=== The request ===
Can you rewrite everything in the listing from the line containing "Bar bbox=[75, 233, 84, 243]" down to the line containing "Text: 18: 18 bbox=[211, 59, 224, 68]", replacing "Bar" with "Rectangle" and leaving all else unchanged?
** Start **
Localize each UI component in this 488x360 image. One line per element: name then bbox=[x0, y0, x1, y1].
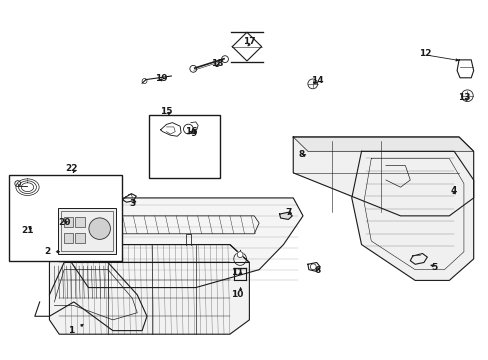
Bar bbox=[75, 233, 84, 243]
Polygon shape bbox=[34, 209, 87, 233]
Polygon shape bbox=[17, 220, 31, 233]
Bar bbox=[64, 233, 73, 243]
Text: 12: 12 bbox=[418, 49, 430, 58]
Text: 21: 21 bbox=[21, 226, 34, 235]
Text: 19: 19 bbox=[155, 75, 167, 84]
Text: 18: 18 bbox=[211, 59, 224, 68]
Text: 14: 14 bbox=[311, 76, 323, 85]
Circle shape bbox=[183, 124, 193, 134]
Text: 1: 1 bbox=[68, 326, 74, 335]
Polygon shape bbox=[59, 216, 259, 234]
Bar bbox=[75, 217, 84, 227]
Bar bbox=[21, 212, 27, 216]
Text: 9: 9 bbox=[190, 129, 196, 138]
Polygon shape bbox=[351, 151, 473, 280]
Polygon shape bbox=[64, 198, 303, 288]
Bar bbox=[149, 116, 220, 178]
Polygon shape bbox=[49, 244, 249, 334]
Text: 10: 10 bbox=[230, 289, 243, 298]
Text: 11: 11 bbox=[230, 268, 243, 277]
Bar bbox=[58, 208, 116, 254]
Polygon shape bbox=[293, 137, 473, 216]
Text: 17: 17 bbox=[243, 37, 255, 46]
Circle shape bbox=[461, 90, 472, 102]
Text: 3: 3 bbox=[129, 199, 135, 208]
Bar bbox=[64, 217, 73, 227]
Text: 22: 22 bbox=[65, 164, 78, 173]
Text: 2: 2 bbox=[44, 247, 50, 256]
Polygon shape bbox=[279, 212, 292, 220]
Text: 6: 6 bbox=[314, 266, 320, 275]
Text: 5: 5 bbox=[431, 264, 437, 273]
Circle shape bbox=[307, 79, 317, 89]
Polygon shape bbox=[293, 137, 473, 151]
Text: 20: 20 bbox=[58, 218, 70, 227]
Bar bbox=[42, 212, 82, 230]
Text: 4: 4 bbox=[450, 186, 456, 195]
Text: 8: 8 bbox=[298, 150, 305, 159]
Polygon shape bbox=[59, 244, 249, 262]
Text: 16: 16 bbox=[184, 127, 197, 136]
Text: 15: 15 bbox=[160, 107, 172, 116]
Text: 7: 7 bbox=[285, 208, 291, 217]
Text: 13: 13 bbox=[457, 93, 469, 102]
Bar bbox=[9, 175, 122, 261]
Circle shape bbox=[237, 252, 243, 257]
Circle shape bbox=[64, 214, 81, 232]
Bar bbox=[61, 211, 113, 251]
Circle shape bbox=[89, 218, 110, 239]
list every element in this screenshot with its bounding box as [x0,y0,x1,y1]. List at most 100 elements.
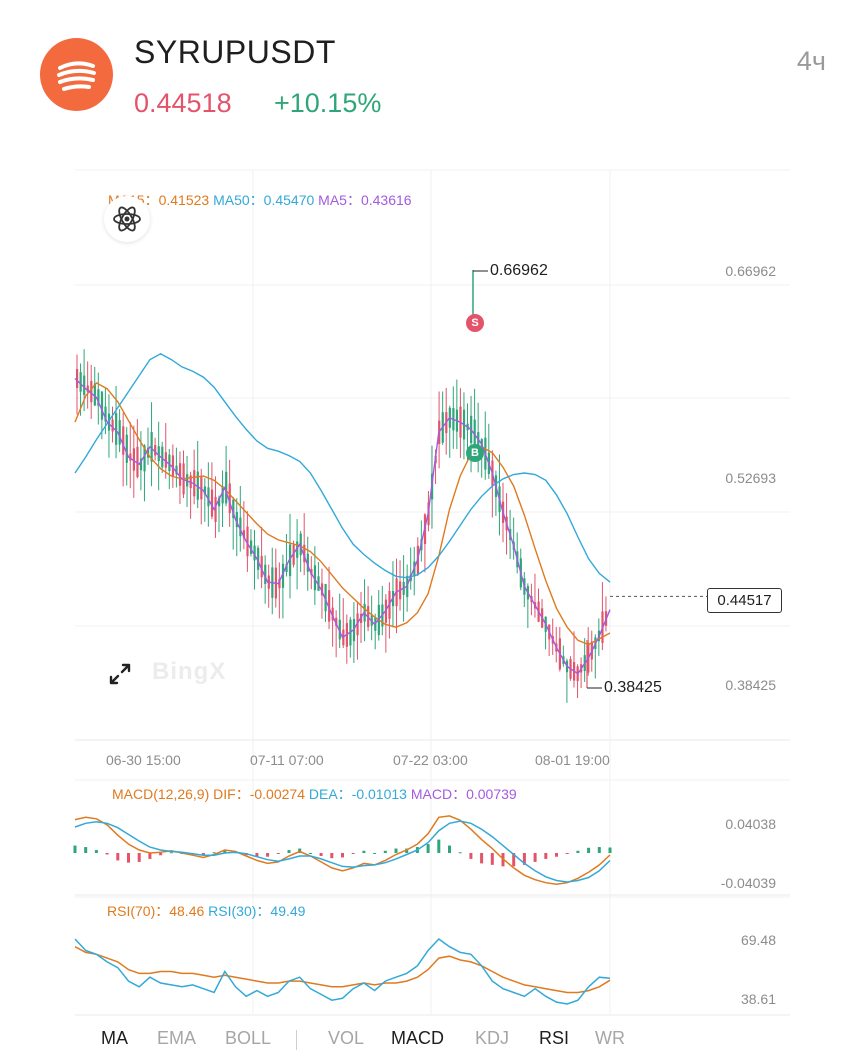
candle-body [157,446,160,462]
candle-body [292,545,295,565]
candle-body [235,512,238,528]
ma5-label: MA5： [318,192,361,208]
candle-body [76,369,79,389]
macd-label: MACD： [410,786,467,802]
rsi30-value: 49.49 [270,903,306,919]
macd-histogram-bar [94,850,98,853]
candle-body [139,458,143,471]
rsi-y-tick-label: 38.61 [740,991,776,1007]
tab-vol[interactable]: VOL [328,1028,365,1048]
tab-macd[interactable]: MACD [391,1028,444,1048]
candle-body [218,498,221,507]
y-tick-label: 0.38425 [725,677,776,693]
macd-histogram-bar [148,852,152,859]
candle-body [331,607,334,621]
candle-body [125,434,128,463]
candle-body [200,476,203,500]
candle-body [242,530,246,539]
macd-histogram-bar [266,852,270,857]
candle-body [154,445,157,456]
series-dif-line [74,815,611,885]
candle-body [246,526,249,557]
candle-body [285,564,288,573]
macd-histogram-bar [212,852,216,854]
candle-body [90,380,93,403]
macd-histogram-bar [597,847,601,853]
ma50-value: 0.45470 [263,192,315,208]
macd-histogram-bar [84,847,88,853]
candle-body [175,465,178,475]
macd-histogram-bar [512,852,516,867]
candle-body [232,499,235,519]
candle-body [111,419,114,432]
candle-body [207,487,210,507]
macd-histogram-bar [608,847,612,853]
macd-histogram-bar [469,852,473,859]
macd-histogram-bar [276,852,280,854]
candle-body [115,413,118,445]
candle-body [317,576,320,591]
candle-body [264,564,267,584]
last-price: 0.44518 [134,88,232,118]
candle-body [86,385,89,392]
candle-body [104,406,107,422]
atom-icon [113,206,141,232]
buy-signal-marker[interactable]: B [466,444,484,462]
tab-rsi[interactable]: RSI [539,1028,570,1048]
x-tick-label: 06-30 15:00 [106,752,181,768]
rsi-y-tick-label: 69.48 [740,932,776,948]
candle-body [193,470,196,497]
macd-histogram-bar [201,852,205,856]
sell-signal-marker[interactable]: S [466,314,484,332]
candle-body [289,544,292,577]
macd-histogram-bar [341,852,344,858]
indicator-settings-button[interactable] [104,196,150,242]
candle-body [171,455,175,477]
tab-boll[interactable]: BOLL [225,1028,272,1048]
macd-histogram-bar [287,850,291,853]
candle-body [338,619,341,640]
series-rsi70-line [74,946,611,994]
macd-y-tick-label: -0.04039 [720,875,776,891]
macd-histogram-bar [362,850,366,853]
candle-body [324,583,327,612]
candle-body [147,447,150,458]
candle-body [257,547,260,570]
price-chart[interactable] [0,0,864,1020]
macd-histogram-bar [137,852,141,862]
interval-selector[interactable]: 4ч [796,46,826,76]
macd-histogram-bar [533,852,537,862]
macd-histogram-bar [437,839,441,853]
macd-histogram-bar [587,847,591,853]
tab-kdj[interactable]: KDJ [475,1028,510,1048]
series-ma5-line [74,377,611,675]
macd-histogram-bar [116,852,120,861]
macd-histogram-bar [308,852,312,854]
series-ma15-line [74,382,611,646]
tab-ma[interactable]: MA [101,1028,128,1048]
candle-body [168,454,171,472]
series-ma50-line [74,353,611,583]
macd-histogram-bar [159,852,163,856]
candle-body [79,372,82,392]
candle-body [310,568,313,575]
y-tick-label: 0.66962 [725,263,776,279]
ma50-label: MA50： [213,192,264,208]
tab-wr[interactable]: WR [595,1028,625,1048]
macd-value: 0.00739 [466,786,517,802]
candle-body [100,391,104,420]
macd-histogram-bar [480,852,484,864]
macd-histogram-bar [105,852,109,855]
expand-icon[interactable] [106,660,134,688]
high-price-label: 0.66962 [490,262,548,279]
candle-body [118,420,121,445]
candle-body [122,426,125,455]
tab-ema[interactable]: EMA [157,1028,197,1048]
rsi30-label: RSI(30)： [208,903,271,919]
series-dea-line [74,820,611,883]
candle-body [221,486,224,504]
candle-body [161,446,164,468]
macd-histogram-bar [351,852,355,854]
candle-body [278,578,281,589]
candle-body [143,445,146,472]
** End **
=== The response ===
Rectangle bbox=[75, 233, 84, 243]
Polygon shape bbox=[34, 209, 87, 233]
Polygon shape bbox=[17, 220, 31, 233]
Rectangle bbox=[64, 233, 73, 243]
Text: 12: 12 bbox=[418, 49, 430, 58]
Text: 21: 21 bbox=[21, 226, 34, 235]
Text: 19: 19 bbox=[155, 75, 167, 84]
Text: 18: 18 bbox=[211, 59, 224, 68]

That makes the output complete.